• [AIM OF THE EXERCISE] Print the listing below in its entirety, character for character.

══ DATASET ROWS

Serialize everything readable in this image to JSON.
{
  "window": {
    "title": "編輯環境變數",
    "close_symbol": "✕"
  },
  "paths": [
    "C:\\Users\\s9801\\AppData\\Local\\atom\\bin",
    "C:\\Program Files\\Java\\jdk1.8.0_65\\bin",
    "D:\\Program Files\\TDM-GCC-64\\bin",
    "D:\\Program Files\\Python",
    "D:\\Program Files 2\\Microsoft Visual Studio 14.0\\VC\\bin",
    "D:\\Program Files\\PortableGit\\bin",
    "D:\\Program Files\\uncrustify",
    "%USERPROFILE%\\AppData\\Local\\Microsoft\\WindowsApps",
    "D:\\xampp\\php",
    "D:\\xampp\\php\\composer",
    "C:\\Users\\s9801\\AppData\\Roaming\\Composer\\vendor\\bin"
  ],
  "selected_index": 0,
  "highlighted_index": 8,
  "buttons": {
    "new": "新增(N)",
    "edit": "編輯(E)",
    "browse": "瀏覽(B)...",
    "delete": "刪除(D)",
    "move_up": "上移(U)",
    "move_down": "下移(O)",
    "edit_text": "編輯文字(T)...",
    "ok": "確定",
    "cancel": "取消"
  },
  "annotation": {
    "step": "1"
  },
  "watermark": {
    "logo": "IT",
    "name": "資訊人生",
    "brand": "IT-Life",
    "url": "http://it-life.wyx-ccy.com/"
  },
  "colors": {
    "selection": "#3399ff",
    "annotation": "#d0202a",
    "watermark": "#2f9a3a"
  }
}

════

• [THE SOLUTION]
Serialize everything readable in this image to JSON.
{
  "window": {
    "title": "編輯環境變數",
    "close_symbol": "✕"
  },
  "paths": [
    "C:\\Users\\s9801\\AppData\\Local\\atom\\bin",
    "C:\\Program Files\\Java\\jdk1.8.0_65\\bin",
    "D:\\Program Files\\TDM-GCC-64\\bin",
    "D:\\Program Files\\Python",
    "D:\\Program Files 2\\Microsoft Visual Studio 14.0\\VC\\bin",
    "D:\\Program Files\\PortableGit\\bin",
    "D:\\Program Files\\uncrustify",
    "%USERPROFILE%\\AppData\\Local\\Microsoft\\WindowsApps",
    "D:\\xampp\\php",
    "D:\\xampp\\php\\composer",
    "C:\\Users\\s9801\\AppData\\Roaming\\Composer\\vendor\\bin"
  ],
  "selected_index": 0,
  "highlighted_index": 8,
  "buttons": {
    "new": "新增(N)",
    "edit": "編輯(E)",
    "browse": "瀏覽(B)...",
    "delete": "刪除(D)",
    "move_up": "上移(U)",
    "move_down": "下移(O)",
    "edit_text": "編輯文字(T)...",
    "ok": "確定",
    "cancel": "取消"
  },
  "annotation": {
    "step": "1"
  },
  "watermark": {
    "logo": "IT",
    "name": "資訊人生",
    "brand": "IT-Life",
    "url": "http://it-life.wyx-ccy.com/"
  },
  "colors": {
    "selection": "#3399ff",
    "annotation": "#d0202a",
    "watermark": "#2f9a3a"
  }
}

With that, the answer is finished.